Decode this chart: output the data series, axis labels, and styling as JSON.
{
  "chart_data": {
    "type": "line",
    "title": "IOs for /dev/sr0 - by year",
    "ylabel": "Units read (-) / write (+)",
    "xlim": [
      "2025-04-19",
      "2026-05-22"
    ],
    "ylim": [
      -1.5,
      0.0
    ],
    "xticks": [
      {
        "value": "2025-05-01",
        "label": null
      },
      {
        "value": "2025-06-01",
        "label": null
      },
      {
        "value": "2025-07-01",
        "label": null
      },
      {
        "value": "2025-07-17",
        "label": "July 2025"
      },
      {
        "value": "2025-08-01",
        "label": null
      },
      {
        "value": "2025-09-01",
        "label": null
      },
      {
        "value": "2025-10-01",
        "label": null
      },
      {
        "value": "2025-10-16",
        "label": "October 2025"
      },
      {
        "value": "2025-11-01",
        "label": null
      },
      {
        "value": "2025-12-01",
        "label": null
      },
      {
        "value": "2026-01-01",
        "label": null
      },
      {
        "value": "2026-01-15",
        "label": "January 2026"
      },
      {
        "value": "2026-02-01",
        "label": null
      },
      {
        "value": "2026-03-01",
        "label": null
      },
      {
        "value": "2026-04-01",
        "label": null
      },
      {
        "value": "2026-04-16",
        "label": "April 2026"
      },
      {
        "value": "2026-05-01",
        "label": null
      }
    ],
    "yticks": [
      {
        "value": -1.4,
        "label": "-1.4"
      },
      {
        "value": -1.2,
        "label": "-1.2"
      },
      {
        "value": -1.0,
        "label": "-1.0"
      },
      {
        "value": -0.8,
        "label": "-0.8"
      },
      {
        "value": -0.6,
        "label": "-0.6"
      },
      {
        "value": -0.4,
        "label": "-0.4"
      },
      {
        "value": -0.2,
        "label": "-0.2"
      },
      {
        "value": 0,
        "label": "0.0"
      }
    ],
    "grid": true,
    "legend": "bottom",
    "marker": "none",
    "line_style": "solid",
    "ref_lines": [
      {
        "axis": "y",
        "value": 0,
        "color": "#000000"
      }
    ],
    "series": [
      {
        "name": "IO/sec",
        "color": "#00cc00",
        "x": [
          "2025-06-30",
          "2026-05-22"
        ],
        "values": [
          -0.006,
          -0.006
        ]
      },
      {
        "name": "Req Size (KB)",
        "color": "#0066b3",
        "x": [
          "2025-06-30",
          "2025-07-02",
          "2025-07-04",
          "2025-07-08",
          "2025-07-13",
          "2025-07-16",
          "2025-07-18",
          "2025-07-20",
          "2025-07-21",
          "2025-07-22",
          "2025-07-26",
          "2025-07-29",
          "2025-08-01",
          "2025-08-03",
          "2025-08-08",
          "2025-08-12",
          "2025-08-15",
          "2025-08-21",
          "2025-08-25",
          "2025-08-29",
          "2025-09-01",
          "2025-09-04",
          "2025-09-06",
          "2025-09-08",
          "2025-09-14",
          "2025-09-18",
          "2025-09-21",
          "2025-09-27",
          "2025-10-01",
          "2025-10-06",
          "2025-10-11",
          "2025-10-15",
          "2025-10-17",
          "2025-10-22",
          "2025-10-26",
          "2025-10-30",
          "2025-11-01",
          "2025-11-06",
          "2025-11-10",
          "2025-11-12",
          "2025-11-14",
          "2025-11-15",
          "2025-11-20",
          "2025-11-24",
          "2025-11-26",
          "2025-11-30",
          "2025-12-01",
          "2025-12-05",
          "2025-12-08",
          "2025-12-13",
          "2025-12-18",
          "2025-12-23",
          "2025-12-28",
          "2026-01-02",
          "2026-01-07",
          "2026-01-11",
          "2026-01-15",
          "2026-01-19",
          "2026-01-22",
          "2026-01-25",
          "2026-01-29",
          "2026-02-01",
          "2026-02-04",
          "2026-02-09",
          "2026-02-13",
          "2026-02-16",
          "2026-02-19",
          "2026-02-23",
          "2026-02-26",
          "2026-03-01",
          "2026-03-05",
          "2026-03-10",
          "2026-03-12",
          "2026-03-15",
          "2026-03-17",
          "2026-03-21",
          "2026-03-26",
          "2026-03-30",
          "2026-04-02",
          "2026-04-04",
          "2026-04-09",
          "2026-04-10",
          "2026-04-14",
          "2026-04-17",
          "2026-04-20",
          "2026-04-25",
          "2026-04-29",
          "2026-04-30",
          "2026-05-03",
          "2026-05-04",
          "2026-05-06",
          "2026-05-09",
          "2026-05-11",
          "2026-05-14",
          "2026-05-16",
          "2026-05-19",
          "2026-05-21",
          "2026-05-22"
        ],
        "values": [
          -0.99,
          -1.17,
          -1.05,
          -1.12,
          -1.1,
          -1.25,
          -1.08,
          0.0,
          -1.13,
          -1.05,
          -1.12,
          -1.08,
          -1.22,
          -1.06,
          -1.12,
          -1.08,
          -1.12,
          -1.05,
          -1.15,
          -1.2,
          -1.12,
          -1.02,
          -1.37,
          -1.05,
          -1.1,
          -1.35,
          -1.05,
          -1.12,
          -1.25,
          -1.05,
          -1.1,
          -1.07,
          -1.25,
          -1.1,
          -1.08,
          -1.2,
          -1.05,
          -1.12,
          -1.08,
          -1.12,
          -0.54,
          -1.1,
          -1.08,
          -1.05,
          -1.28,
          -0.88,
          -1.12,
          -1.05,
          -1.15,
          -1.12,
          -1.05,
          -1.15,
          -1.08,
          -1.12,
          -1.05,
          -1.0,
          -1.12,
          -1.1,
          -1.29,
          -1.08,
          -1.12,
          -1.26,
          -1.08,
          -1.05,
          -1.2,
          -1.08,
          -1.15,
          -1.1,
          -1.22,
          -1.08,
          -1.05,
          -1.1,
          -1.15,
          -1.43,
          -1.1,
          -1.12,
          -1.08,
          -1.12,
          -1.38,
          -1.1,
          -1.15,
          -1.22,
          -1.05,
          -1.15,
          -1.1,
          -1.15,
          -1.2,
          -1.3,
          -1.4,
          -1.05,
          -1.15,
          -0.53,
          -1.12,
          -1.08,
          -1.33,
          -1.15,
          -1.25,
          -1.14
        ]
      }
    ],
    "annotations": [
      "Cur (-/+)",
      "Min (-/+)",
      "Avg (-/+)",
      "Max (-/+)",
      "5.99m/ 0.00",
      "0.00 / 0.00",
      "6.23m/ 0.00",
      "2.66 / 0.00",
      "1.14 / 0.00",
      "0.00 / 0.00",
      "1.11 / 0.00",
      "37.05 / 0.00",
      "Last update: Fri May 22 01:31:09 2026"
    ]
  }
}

- Your instructions
Copy out all lines above that include the string "series".

- Exercise result
Decode this chart: output the data series, axis labels, and styling as JSON.
    "series": [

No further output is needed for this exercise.